Written task: Spot each line in the records below where the word "коробки" occurs, then copy it.

Data to process:
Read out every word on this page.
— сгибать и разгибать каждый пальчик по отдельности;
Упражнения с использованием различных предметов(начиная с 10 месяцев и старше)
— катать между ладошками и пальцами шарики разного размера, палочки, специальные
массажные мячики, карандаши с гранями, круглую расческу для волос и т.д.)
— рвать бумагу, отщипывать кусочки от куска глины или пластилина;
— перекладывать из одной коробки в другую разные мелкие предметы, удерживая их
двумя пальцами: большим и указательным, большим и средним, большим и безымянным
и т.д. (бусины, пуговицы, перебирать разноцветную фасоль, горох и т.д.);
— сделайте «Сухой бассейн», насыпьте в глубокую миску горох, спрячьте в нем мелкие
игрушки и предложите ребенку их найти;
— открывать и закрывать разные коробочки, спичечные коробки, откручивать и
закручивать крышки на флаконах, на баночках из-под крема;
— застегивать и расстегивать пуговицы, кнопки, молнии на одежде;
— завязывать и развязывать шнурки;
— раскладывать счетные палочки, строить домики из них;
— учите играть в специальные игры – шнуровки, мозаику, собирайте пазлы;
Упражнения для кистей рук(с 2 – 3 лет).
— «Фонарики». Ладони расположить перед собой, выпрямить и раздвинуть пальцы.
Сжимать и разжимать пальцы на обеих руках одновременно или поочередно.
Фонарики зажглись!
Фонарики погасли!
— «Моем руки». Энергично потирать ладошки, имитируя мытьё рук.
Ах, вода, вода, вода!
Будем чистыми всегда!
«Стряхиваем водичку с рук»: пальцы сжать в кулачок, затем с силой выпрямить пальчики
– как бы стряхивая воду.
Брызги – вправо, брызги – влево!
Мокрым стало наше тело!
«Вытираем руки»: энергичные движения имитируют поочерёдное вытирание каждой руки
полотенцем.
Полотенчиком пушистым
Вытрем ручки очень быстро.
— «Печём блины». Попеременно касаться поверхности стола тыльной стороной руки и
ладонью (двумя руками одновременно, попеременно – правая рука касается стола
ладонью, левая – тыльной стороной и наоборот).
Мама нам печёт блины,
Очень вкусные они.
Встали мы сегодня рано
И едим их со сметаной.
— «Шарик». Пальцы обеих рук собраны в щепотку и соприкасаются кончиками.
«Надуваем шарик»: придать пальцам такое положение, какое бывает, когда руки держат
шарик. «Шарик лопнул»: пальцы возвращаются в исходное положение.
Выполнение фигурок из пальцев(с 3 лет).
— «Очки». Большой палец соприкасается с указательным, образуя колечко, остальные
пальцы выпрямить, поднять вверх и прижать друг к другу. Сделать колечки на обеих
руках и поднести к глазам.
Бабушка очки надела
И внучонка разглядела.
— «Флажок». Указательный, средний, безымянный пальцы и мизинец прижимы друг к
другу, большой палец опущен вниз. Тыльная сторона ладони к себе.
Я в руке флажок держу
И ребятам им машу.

Exercise solution:
— перекладывать из одной коробки в другую разные мелкие предметы, удерживая их
— открывать и закрывать разные коробочки, спичечные коробки, откручивать и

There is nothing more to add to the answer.